(Figure contents as structured data)

○ ○ ○

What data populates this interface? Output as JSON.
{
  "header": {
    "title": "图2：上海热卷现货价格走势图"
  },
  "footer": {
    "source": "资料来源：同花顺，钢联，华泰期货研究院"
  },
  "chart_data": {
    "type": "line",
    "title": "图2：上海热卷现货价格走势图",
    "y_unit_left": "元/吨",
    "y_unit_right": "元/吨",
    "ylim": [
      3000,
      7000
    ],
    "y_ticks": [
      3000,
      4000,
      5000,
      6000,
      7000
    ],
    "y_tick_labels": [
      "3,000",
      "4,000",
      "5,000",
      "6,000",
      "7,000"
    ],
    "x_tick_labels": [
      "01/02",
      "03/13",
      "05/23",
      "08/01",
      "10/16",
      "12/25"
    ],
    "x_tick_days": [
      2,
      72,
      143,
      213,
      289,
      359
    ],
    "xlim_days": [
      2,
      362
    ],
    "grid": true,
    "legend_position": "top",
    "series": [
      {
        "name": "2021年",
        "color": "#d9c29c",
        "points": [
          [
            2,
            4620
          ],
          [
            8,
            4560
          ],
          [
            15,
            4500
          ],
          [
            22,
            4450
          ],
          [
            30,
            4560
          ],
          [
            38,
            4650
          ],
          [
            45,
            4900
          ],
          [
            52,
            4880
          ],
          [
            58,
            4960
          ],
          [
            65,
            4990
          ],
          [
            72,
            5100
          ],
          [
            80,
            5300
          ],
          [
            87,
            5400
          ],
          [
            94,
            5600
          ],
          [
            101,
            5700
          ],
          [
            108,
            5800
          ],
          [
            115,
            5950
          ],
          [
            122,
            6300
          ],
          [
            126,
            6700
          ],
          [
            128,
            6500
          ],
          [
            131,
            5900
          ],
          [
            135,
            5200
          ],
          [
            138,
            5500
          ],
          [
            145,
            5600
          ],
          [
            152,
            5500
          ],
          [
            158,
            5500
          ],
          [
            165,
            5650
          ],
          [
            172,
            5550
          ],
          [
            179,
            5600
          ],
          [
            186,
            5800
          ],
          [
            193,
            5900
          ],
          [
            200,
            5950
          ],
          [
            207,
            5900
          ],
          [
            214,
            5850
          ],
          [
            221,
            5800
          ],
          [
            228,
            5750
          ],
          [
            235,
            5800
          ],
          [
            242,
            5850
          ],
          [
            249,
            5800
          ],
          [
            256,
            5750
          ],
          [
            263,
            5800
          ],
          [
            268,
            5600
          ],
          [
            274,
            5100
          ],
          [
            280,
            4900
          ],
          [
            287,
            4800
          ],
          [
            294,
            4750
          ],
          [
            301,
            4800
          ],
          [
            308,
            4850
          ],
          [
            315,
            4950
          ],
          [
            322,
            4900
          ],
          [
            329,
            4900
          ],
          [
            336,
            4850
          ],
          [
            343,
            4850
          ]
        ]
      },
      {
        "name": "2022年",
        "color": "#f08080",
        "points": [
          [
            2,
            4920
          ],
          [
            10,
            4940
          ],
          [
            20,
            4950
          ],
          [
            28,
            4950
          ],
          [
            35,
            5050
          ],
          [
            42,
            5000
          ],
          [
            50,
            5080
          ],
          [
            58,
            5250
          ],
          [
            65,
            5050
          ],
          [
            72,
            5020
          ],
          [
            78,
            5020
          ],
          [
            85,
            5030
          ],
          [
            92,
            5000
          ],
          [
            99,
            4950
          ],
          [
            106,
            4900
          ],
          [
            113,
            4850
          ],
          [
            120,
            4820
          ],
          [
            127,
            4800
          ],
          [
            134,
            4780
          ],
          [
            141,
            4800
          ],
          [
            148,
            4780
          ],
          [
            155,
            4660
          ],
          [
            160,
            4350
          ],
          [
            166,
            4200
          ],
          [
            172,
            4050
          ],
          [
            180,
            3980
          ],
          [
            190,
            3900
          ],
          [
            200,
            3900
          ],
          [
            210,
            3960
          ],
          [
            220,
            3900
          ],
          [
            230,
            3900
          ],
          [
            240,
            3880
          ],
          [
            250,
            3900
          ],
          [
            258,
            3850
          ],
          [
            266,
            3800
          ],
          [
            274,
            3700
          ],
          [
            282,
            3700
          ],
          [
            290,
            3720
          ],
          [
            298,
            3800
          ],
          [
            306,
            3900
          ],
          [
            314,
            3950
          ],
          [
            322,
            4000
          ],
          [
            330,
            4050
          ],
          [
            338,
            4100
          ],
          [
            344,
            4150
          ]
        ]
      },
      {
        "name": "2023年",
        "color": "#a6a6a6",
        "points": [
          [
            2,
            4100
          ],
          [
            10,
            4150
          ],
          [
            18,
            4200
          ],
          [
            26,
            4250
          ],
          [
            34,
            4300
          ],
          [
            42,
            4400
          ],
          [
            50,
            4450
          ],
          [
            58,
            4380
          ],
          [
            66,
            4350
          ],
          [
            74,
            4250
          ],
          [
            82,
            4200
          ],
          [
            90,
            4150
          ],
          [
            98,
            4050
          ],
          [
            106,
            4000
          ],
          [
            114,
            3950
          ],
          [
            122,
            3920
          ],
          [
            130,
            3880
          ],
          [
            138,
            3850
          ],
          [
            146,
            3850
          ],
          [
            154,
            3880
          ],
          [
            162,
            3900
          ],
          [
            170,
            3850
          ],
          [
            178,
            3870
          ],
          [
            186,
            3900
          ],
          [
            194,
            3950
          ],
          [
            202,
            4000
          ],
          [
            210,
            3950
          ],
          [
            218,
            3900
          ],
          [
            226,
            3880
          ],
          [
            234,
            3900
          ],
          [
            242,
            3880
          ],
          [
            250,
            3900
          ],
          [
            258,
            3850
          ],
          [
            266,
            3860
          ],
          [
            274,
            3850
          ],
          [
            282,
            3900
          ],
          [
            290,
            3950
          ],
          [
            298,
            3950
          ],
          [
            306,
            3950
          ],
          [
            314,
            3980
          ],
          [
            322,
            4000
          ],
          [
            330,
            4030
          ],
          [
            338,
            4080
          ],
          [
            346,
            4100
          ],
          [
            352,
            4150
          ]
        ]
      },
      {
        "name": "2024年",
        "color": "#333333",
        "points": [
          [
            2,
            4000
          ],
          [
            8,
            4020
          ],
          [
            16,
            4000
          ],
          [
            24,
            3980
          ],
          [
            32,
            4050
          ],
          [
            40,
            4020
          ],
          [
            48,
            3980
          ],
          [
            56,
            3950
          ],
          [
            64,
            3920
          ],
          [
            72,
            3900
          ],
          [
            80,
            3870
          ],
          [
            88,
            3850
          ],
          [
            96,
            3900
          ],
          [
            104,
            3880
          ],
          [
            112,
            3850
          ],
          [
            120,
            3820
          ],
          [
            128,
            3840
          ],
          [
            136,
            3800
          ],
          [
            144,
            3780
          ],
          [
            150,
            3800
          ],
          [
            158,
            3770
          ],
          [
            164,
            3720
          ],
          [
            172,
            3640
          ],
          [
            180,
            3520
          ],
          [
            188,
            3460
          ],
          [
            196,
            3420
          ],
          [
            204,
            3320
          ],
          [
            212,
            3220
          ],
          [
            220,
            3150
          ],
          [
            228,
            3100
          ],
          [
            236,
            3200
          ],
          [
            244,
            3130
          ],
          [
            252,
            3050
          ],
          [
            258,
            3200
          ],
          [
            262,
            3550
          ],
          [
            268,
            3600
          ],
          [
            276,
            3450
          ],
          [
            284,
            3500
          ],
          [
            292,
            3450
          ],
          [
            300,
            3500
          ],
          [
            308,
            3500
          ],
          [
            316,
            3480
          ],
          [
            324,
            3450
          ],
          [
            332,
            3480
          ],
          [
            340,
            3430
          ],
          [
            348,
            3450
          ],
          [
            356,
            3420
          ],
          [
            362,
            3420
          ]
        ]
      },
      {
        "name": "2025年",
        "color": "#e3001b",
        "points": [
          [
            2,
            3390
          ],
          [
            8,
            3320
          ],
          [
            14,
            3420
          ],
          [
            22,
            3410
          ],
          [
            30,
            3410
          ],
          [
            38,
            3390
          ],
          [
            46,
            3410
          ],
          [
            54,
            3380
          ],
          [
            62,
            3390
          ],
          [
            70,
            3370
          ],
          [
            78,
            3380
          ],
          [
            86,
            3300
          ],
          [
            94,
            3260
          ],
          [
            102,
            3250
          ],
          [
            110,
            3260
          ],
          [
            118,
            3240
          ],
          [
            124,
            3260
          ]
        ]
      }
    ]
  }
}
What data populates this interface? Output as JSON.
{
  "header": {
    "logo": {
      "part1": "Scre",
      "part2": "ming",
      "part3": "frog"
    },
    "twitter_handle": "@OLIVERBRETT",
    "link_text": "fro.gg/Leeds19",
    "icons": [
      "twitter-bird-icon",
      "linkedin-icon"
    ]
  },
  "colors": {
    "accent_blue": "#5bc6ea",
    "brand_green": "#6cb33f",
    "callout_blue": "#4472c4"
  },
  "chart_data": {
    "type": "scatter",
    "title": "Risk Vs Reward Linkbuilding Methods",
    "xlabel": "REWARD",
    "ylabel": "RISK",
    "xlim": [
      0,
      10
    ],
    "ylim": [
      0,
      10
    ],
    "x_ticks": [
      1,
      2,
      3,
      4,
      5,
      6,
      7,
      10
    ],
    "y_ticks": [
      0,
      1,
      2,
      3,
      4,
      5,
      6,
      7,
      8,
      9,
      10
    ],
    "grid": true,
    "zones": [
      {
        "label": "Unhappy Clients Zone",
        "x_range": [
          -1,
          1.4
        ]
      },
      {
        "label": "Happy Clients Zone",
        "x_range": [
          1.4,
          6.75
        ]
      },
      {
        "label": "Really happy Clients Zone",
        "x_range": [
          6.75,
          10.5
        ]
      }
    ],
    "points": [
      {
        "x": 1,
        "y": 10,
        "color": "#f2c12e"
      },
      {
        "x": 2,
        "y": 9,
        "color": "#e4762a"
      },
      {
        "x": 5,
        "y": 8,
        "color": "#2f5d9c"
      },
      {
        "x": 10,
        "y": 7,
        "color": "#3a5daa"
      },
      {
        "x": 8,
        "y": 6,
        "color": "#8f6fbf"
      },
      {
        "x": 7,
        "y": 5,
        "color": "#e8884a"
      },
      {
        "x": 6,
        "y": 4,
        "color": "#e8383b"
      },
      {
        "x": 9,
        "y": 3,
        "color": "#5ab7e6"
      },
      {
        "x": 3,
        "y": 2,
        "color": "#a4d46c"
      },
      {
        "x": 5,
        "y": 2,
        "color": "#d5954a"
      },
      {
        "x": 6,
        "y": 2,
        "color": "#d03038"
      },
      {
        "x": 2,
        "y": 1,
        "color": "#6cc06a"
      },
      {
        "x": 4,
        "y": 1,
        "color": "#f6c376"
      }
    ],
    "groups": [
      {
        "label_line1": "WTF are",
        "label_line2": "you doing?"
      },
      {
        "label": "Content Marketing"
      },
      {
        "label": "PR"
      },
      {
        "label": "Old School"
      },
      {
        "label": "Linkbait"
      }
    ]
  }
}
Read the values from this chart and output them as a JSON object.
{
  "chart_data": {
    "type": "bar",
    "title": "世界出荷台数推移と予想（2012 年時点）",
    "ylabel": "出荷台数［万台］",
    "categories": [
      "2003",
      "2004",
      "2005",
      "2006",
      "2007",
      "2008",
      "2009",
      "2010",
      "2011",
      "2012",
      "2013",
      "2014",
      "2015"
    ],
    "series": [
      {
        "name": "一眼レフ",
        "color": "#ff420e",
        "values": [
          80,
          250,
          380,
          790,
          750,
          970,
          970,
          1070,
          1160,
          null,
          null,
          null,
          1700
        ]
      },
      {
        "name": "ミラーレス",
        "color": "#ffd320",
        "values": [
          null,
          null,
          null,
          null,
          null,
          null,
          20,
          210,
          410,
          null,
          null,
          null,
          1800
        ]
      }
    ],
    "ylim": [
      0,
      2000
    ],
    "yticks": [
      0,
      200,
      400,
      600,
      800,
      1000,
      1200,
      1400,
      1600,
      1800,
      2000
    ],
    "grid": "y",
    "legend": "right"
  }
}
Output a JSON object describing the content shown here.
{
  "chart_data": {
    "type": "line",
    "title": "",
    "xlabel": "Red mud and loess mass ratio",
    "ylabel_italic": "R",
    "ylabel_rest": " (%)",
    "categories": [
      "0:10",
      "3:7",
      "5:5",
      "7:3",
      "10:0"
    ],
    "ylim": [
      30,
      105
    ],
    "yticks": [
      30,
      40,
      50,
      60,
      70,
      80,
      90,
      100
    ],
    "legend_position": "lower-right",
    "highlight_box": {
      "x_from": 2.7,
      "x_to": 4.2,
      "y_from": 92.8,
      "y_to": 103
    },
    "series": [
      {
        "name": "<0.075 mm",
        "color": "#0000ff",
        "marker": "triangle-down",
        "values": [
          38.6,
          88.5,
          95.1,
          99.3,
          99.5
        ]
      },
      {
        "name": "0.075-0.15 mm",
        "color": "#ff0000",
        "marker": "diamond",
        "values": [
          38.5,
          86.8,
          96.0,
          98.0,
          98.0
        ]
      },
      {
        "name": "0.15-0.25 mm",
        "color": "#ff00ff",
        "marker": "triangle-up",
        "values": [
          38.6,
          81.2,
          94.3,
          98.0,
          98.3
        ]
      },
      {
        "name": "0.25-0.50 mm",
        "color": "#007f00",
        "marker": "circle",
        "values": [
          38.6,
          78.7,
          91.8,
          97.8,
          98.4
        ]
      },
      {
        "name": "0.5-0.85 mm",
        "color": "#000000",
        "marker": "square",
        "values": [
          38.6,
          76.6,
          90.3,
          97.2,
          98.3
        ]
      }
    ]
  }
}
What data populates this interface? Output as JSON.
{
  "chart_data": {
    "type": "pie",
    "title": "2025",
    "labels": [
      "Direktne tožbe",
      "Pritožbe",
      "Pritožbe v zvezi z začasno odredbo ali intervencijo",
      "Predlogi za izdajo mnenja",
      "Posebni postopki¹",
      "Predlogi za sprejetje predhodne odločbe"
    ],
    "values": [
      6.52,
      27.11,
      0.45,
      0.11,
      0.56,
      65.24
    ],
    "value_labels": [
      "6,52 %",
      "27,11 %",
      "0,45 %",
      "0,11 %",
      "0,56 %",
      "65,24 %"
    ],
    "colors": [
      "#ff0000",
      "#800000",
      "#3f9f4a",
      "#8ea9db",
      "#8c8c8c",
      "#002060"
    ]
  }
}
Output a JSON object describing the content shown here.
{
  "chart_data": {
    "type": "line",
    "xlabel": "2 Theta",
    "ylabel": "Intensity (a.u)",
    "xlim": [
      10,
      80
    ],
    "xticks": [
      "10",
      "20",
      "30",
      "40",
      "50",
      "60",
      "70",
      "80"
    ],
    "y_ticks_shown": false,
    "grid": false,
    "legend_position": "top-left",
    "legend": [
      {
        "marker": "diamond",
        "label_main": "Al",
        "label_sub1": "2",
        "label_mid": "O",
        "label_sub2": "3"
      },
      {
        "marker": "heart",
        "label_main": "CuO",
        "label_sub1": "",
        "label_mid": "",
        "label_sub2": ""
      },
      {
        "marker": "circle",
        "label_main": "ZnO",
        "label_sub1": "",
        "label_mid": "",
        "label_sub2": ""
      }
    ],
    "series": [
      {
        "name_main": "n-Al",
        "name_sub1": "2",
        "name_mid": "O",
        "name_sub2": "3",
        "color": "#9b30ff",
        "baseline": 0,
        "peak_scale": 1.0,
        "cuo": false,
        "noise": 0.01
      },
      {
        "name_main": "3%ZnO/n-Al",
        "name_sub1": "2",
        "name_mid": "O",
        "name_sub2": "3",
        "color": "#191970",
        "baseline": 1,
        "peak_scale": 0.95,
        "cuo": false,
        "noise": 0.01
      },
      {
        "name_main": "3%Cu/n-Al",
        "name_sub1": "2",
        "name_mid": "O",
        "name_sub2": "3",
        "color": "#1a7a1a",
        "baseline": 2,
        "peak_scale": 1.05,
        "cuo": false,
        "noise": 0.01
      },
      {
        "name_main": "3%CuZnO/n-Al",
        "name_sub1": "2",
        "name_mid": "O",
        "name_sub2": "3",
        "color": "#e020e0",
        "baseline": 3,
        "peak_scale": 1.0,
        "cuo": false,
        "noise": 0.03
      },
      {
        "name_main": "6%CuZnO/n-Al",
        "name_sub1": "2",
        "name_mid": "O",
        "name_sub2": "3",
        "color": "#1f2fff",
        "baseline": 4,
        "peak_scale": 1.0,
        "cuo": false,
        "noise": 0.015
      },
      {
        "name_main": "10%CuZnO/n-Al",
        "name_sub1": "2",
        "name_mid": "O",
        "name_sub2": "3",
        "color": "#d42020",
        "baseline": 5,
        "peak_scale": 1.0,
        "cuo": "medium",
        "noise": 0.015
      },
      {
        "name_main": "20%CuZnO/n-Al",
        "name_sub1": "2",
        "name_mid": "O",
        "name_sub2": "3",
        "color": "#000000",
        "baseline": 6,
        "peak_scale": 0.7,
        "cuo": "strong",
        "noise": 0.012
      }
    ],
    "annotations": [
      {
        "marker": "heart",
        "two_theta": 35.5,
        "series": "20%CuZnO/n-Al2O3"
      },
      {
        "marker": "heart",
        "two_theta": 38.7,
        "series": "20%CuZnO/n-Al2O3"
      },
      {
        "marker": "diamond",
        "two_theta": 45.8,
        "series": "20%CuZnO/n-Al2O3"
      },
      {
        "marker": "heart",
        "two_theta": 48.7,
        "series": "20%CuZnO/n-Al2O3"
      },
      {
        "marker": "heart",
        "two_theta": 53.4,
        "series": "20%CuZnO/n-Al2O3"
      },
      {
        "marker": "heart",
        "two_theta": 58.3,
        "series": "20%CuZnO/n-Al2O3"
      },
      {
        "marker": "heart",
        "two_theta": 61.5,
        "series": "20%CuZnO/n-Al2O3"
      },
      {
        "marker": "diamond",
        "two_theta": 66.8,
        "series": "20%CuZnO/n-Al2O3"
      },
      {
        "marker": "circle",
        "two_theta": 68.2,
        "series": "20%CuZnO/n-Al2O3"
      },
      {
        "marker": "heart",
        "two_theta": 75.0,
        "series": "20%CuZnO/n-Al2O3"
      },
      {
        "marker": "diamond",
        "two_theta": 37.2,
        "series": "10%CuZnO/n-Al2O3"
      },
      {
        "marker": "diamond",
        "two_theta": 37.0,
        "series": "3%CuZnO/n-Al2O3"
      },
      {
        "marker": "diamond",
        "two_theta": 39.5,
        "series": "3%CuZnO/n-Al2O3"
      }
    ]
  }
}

○ ○ ○

WHAT IS REQUIRED
Scan the lines above for "Clients", then copy every one that has it.

WORKED ANSWER
        "label": "Unhappy Clients Zone",
        "label": "Happy Clients Zone",
        "label": "Really happy Clients Zone",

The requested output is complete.